[Begin Material for the task]

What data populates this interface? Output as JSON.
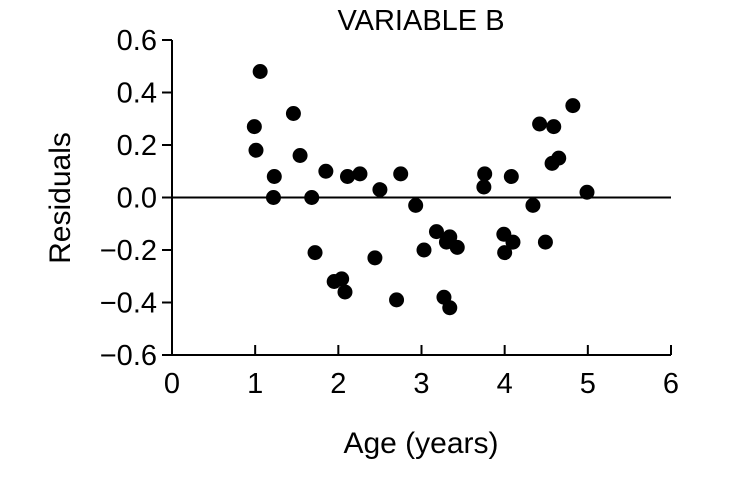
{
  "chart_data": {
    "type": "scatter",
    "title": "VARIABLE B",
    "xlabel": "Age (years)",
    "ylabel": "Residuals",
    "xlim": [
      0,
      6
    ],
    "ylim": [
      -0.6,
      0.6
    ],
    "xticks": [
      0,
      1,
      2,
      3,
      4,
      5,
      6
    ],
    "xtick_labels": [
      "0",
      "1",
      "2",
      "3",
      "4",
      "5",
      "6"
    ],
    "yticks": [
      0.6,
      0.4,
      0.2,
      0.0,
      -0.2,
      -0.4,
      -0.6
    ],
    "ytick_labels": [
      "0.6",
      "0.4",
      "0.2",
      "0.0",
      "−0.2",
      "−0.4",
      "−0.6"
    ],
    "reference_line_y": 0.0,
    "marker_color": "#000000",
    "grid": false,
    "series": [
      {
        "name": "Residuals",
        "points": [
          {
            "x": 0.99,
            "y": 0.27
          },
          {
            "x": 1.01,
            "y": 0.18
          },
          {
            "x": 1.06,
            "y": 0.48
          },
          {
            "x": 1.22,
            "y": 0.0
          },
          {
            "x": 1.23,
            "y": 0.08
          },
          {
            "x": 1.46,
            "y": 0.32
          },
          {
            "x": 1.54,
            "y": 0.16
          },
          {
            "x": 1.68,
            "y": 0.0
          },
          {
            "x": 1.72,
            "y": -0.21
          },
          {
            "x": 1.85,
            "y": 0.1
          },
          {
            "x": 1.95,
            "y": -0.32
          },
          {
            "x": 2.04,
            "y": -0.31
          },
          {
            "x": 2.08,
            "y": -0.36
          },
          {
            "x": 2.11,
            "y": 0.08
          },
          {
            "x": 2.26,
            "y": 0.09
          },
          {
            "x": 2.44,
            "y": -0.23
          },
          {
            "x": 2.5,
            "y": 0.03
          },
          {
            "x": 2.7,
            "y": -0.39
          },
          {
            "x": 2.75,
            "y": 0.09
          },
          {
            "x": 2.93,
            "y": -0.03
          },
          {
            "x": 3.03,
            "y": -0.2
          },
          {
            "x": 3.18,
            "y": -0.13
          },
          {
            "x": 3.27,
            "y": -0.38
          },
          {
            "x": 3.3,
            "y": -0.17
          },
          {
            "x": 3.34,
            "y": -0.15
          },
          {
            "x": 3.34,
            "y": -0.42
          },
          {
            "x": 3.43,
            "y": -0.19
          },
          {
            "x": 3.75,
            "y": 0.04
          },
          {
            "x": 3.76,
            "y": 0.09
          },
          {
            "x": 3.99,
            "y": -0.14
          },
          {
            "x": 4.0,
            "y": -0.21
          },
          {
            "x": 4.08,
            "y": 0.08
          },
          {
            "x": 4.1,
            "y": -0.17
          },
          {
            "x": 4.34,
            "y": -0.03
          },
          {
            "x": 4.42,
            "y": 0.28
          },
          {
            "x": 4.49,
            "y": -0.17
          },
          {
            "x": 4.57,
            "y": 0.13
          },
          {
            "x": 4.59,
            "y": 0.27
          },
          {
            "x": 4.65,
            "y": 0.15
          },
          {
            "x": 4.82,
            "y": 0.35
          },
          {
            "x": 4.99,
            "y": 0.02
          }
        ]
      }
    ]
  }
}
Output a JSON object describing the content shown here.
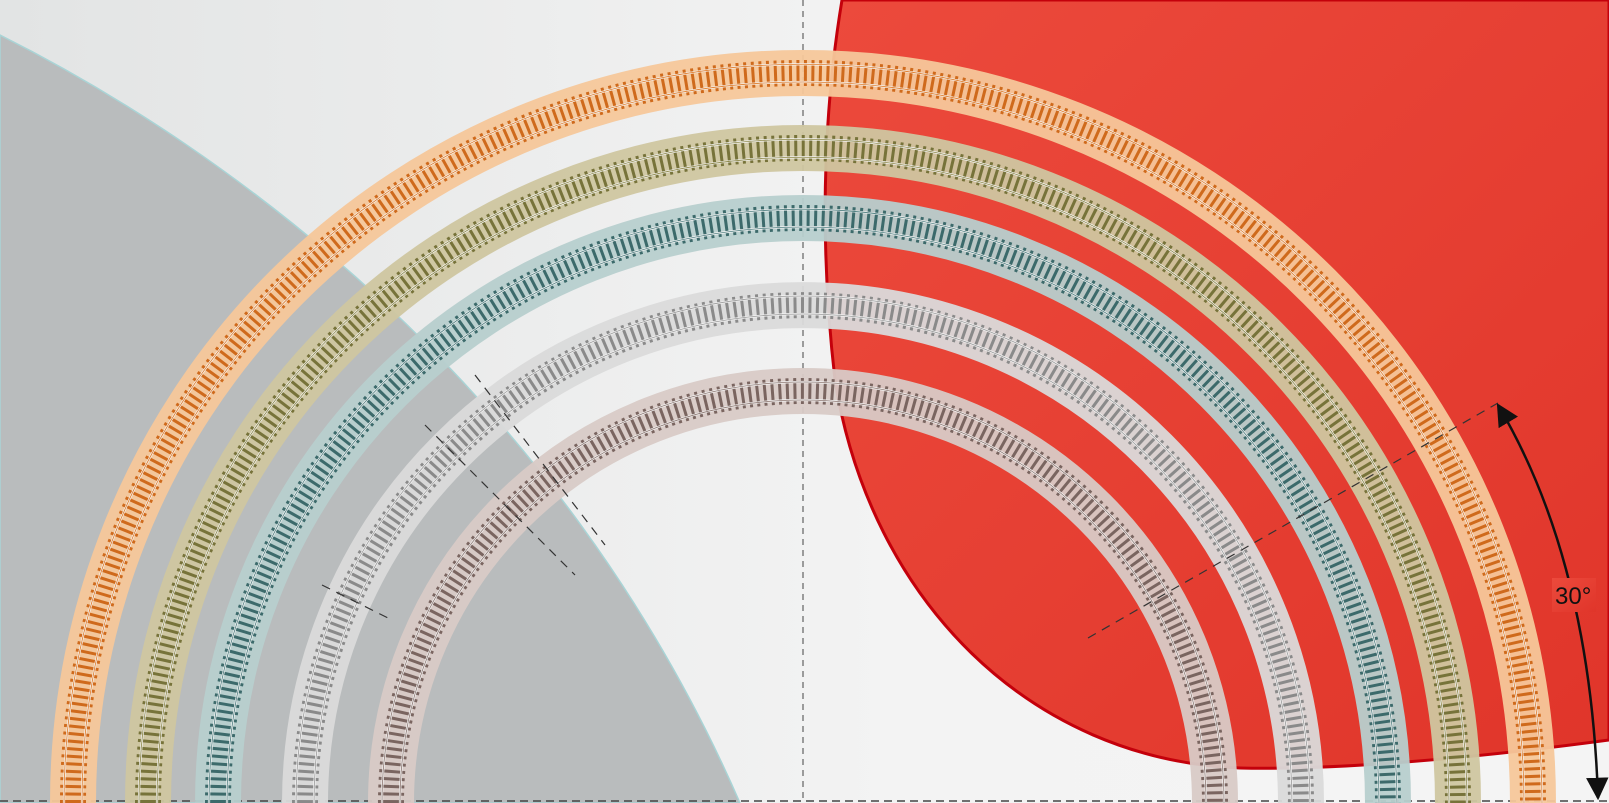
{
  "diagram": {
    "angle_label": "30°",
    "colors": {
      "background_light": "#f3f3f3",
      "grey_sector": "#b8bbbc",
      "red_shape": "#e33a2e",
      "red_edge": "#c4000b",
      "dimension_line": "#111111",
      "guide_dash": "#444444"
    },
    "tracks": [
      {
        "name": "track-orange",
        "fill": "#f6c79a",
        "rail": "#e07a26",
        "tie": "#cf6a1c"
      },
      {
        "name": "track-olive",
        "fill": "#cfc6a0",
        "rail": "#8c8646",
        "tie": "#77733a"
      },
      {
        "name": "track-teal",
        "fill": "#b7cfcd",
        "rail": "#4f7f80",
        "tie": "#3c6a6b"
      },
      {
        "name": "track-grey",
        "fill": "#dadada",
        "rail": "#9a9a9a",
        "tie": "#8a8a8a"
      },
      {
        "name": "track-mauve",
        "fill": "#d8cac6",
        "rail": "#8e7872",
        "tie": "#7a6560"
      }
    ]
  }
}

[End Material for the task]

■ Task to carry out ■
In your copy, repeat each record exactly and include no pictures.

■ Answer to the exercise ■
What data populates this interface? Output as JSON.
{
  "chart_data": {
    "type": "scatter",
    "title": "VARIABLE B",
    "xlabel": "Age (years)",
    "ylabel": "Residuals",
    "xlim": [
      0,
      6
    ],
    "ylim": [
      -0.6,
      0.6
    ],
    "xticks": [
      0,
      1,
      2,
      3,
      4,
      5,
      6
    ],
    "xtick_labels": [
      "0",
      "1",
      "2",
      "3",
      "4",
      "5",
      "6"
    ],
    "yticks": [
      0.6,
      0.4,
      0.2,
      0.0,
      -0.2,
      -0.4,
      -0.6
    ],
    "ytick_labels": [
      "0.6",
      "0.4",
      "0.2",
      "0.0",
      "−0.2",
      "−0.4",
      "−0.6"
    ],
    "reference_line_y": 0.0,
    "marker_color": "#000000",
    "grid": false,
    "series": [
      {
        "name": "Residuals",
        "points": [
          {
            "x": 0.99,
            "y": 0.27
          },
          {
            "x": 1.01,
            "y": 0.18
          },
          {
            "x": 1.06,
            "y": 0.48
          },
          {
            "x": 1.22,
            "y": 0.0
          },
          {
            "x": 1.23,
            "y": 0.08
          },
          {
            "x": 1.46,
            "y": 0.32
          },
          {
            "x": 1.54,
            "y": 0.16
          },
          {
            "x": 1.68,
            "y": 0.0
          },
          {
            "x": 1.72,
            "y": -0.21
          },
          {
            "x": 1.85,
            "y": 0.1
          },
          {
            "x": 1.95,
            "y": -0.32
          },
          {
            "x": 2.04,
            "y": -0.31
          },
          {
            "x": 2.08,
            "y": -0.36
          },
          {
            "x": 2.11,
            "y": 0.08
          },
          {
            "x": 2.26,
            "y": 0.09
          },
          {
            "x": 2.44,
            "y": -0.23
          },
          {
            "x": 2.5,
            "y": 0.03
          },
          {
            "x": 2.7,
            "y": -0.39
          },
          {
            "x": 2.75,
            "y": 0.09
          },
          {
            "x": 2.93,
            "y": -0.03
          },
          {
            "x": 3.03,
            "y": -0.2
          },
          {
            "x": 3.18,
            "y": -0.13
          },
          {
            "x": 3.27,
            "y": -0.38
          },
          {
            "x": 3.3,
            "y": -0.17
          },
          {
            "x": 3.34,
            "y": -0.15
          },
          {
            "x": 3.34,
            "y": -0.42
          },
          {
            "x": 3.43,
            "y": -0.19
          },
          {
            "x": 3.75,
            "y": 0.04
          },
          {
            "x": 3.76,
            "y": 0.09
          },
          {
            "x": 3.99,
            "y": -0.14
          },
          {
            "x": 4.0,
            "y": -0.21
          },
          {
            "x": 4.08,
            "y": 0.08
          },
          {
            "x": 4.1,
            "y": -0.17
          },
          {
            "x": 4.34,
            "y": -0.03
          },
          {
            "x": 4.42,
            "y": 0.28
          },
          {
            "x": 4.49,
            "y": -0.17
          },
          {
            "x": 4.57,
            "y": 0.13
          },
          {
            "x": 4.59,
            "y": 0.27
          },
          {
            "x": 4.65,
            "y": 0.15
          },
          {
            "x": 4.82,
            "y": 0.35
          },
          {
            "x": 4.99,
            "y": 0.02
          }
        ]
      }
    ]
  }
}
Output a JSON object describing the content shown here.
{
  "diagram": {
    "angle_label": "30°",
    "colors": {
      "background_light": "#f3f3f3",
      "grey_sector": "#b8bbbc",
      "red_shape": "#e33a2e",
      "red_edge": "#c4000b",
      "dimension_line": "#111111",
      "guide_dash": "#444444"
    },
    "tracks": [
      {
        "name": "track-orange",
        "fill": "#f6c79a",
        "rail": "#e07a26",
        "tie": "#cf6a1c"
      },
      {
        "name": "track-olive",
        "fill": "#cfc6a0",
        "rail": "#8c8646",
        "tie": "#77733a"
      },
      {
        "name": "track-teal",
        "fill": "#b7cfcd",
        "rail": "#4f7f80",
        "tie": "#3c6a6b"
      },
      {
        "name": "track-grey",
        "fill": "#dadada",
        "rail": "#9a9a9a",
        "tie": "#8a8a8a"
      },
      {
        "name": "track-mauve",
        "fill": "#d8cac6",
        "rail": "#8e7872",
        "tie": "#7a6560"
      }
    ]
  }
}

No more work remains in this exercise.